## Passage
- - - - -
According to new findings from the American Sociological Association a long-term marriage curbs men’s drinking, but women actually drink more. Could this mean that marriage benefits men more than women?
What the research says: Two studies from Princeton and the University of Pennsylvania show that there has been a shift in happiness since the 1970s, when women claimed to be happier than men. One of the studies explains that since the 1960s, men have cut back on unpleasant activities and relax more. On the other hand, women are taking on more tasks than they did four decades ago. They have replaced housework with working outside the home, yet are still responsible for the house work. This means that a woman’s “to do” list has increased with less time to do everything. As a result, a woman feels stressed, under-accomplished and fatigued! How can anyone be happy with all that on her plate?
According to Dr. D. A. Bangasser’s research as published in Molecular Psychiatry female rats are affected by lower levels of stress than their male rat counterparts and do not adapt to higher stress levels like male rats, a process called internalization. The study concludes that higher stress disorders in women could have a similar biological response. In short, women feel stress more intensely than men and get into a negative loop. The obvious question, even though it is rhetorical: Why can’t women relax more?
Essentially, women believe that they have the power to fix things for others. And when they don’t succeed, they might turn to alcohol to relax. In some communities mothers get together and sip wine while their young children play, “We need to unwind.”
- - - - -
## Records provided
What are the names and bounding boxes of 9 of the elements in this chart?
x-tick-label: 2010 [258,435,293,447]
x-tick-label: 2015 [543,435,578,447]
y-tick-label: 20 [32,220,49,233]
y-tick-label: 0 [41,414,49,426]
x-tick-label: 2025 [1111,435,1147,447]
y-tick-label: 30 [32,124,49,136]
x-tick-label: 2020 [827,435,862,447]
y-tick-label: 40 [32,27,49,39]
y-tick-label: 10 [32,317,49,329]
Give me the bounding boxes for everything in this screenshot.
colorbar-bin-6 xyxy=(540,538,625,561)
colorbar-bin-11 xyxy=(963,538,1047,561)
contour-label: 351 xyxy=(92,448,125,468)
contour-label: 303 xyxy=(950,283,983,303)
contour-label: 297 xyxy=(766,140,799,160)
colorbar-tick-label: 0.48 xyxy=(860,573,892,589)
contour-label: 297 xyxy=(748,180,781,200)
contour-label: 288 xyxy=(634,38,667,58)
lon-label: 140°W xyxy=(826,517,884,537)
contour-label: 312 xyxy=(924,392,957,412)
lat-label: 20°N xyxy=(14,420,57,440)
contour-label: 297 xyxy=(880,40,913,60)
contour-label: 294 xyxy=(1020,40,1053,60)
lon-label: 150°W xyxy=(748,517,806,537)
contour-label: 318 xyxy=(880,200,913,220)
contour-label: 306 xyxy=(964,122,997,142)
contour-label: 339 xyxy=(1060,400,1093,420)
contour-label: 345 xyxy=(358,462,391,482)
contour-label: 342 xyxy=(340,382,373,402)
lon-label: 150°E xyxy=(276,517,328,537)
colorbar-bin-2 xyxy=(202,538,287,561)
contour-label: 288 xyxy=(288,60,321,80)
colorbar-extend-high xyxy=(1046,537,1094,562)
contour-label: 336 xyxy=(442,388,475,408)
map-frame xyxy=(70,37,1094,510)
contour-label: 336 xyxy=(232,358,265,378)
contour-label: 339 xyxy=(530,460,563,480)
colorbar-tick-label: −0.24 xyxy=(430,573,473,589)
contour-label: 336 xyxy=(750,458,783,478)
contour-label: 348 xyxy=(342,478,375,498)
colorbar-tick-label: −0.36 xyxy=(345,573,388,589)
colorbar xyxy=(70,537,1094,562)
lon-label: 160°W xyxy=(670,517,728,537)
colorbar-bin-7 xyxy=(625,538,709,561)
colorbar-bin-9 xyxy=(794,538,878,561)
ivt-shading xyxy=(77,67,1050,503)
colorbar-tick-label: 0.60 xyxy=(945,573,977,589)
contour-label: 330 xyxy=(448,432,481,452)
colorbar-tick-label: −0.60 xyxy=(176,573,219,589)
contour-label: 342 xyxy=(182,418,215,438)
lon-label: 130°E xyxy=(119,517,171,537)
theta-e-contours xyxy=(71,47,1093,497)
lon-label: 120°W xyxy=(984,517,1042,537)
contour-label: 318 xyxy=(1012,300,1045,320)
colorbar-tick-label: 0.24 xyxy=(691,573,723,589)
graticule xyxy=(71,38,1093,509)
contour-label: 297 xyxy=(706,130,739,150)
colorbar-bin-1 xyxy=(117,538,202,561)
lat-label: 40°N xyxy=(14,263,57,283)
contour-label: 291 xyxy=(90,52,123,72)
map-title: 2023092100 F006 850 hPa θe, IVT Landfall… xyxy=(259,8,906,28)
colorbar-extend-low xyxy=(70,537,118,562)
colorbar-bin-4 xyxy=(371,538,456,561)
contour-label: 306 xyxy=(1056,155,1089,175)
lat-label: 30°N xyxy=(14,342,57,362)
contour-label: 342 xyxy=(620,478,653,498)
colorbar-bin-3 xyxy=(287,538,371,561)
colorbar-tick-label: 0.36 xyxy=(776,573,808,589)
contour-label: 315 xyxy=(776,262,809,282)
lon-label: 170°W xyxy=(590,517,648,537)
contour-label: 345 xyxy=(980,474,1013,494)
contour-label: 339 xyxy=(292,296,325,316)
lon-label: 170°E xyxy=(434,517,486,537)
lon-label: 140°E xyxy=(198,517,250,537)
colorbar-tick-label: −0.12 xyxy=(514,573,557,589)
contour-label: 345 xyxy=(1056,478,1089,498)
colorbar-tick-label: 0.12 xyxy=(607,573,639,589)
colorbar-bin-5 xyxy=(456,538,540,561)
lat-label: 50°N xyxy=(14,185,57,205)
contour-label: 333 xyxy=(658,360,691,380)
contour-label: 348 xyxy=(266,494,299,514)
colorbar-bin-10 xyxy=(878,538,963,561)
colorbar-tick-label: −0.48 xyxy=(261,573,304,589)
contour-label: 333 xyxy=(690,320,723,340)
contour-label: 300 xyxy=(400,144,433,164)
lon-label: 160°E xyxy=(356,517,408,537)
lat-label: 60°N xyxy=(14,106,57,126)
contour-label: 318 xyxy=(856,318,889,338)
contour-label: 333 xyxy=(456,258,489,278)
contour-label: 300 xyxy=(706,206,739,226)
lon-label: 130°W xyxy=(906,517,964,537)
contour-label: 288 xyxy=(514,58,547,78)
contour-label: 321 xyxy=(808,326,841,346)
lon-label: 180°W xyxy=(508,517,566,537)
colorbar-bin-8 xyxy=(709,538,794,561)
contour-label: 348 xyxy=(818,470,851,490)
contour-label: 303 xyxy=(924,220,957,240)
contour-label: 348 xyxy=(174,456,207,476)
- - - - -
## Requirement
According to the passage on marriage, stress and drinking, what might women do when they fail to fix things for others?

## Result for this exercise
They might turn to alcohol to relax.